Provided information =
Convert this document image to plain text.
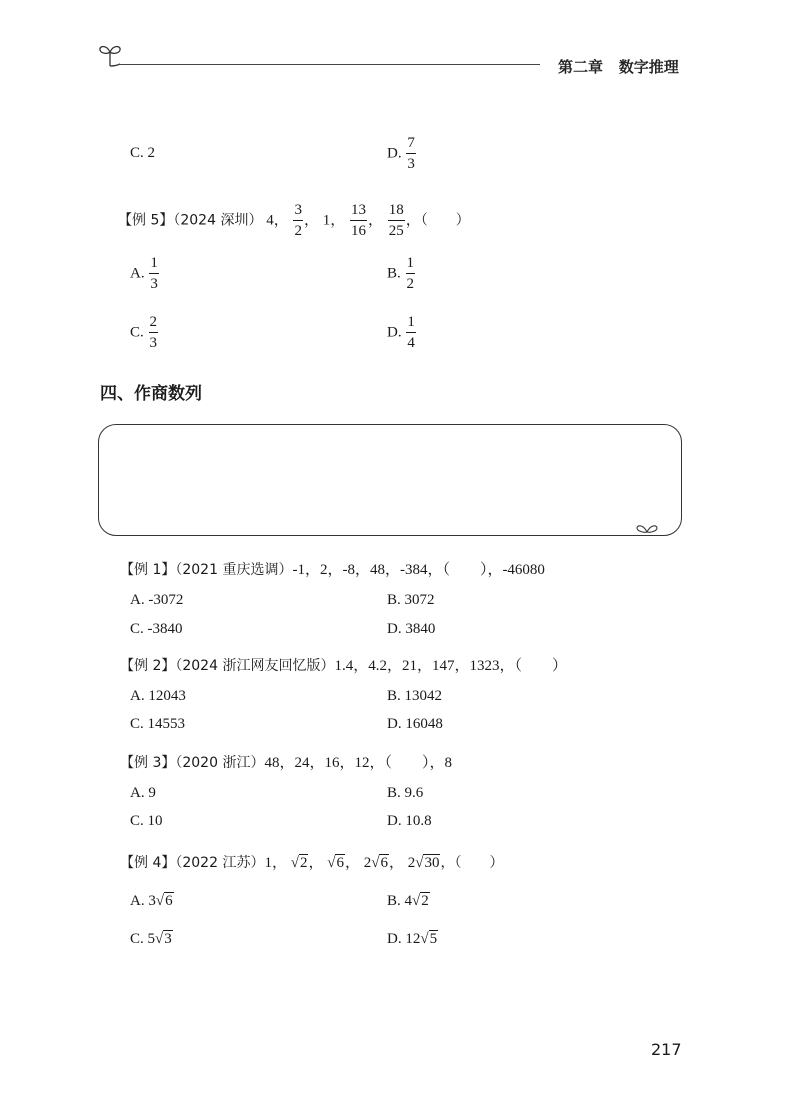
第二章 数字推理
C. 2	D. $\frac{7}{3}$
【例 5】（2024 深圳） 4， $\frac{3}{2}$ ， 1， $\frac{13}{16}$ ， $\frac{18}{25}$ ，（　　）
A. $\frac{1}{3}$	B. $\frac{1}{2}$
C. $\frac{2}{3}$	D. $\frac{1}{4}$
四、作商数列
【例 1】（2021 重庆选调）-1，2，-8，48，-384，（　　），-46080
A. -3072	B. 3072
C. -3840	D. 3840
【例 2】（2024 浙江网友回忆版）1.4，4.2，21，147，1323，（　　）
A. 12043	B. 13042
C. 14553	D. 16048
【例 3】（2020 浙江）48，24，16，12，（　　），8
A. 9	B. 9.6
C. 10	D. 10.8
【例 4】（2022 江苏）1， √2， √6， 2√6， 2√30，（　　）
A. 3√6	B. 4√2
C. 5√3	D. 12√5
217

Task prompt =
Pictures in the records above are not copied; print everything else exactly.

Result of this task =
Convert this document image to plain text.
第二章 数字推理
C. 2	D. $\frac{7}{3}$
【例 5】（2024 深圳） 4， $\frac{3}{2}$ ， 1， $\frac{13}{16}$ ， $\frac{18}{25}$ ，（　　）
A. $\frac{1}{3}$	B. $\frac{1}{2}$
C. $\frac{2}{3}$	D. $\frac{1}{4}$
四、作商数列
【例 1】（2021 重庆选调）-1，2，-8，48，-384，（　　），-46080
A. -3072	B. 3072
C. -3840	D. 3840
【例 2】（2024 浙江网友回忆版）1.4，4.2，21，147，1323，（　　）
A. 12043	B. 13042
C. 14553	D. 16048
【例 3】（2020 浙江）48，24，16，12，（　　），8
A. 9	B. 9.6
C. 10	D. 10.8
【例 4】（2022 江苏）1， √2， √6， 2√6， 2√30，（　　）
A. 3√6	B. 4√2
C. 5√3	D. 12√5
217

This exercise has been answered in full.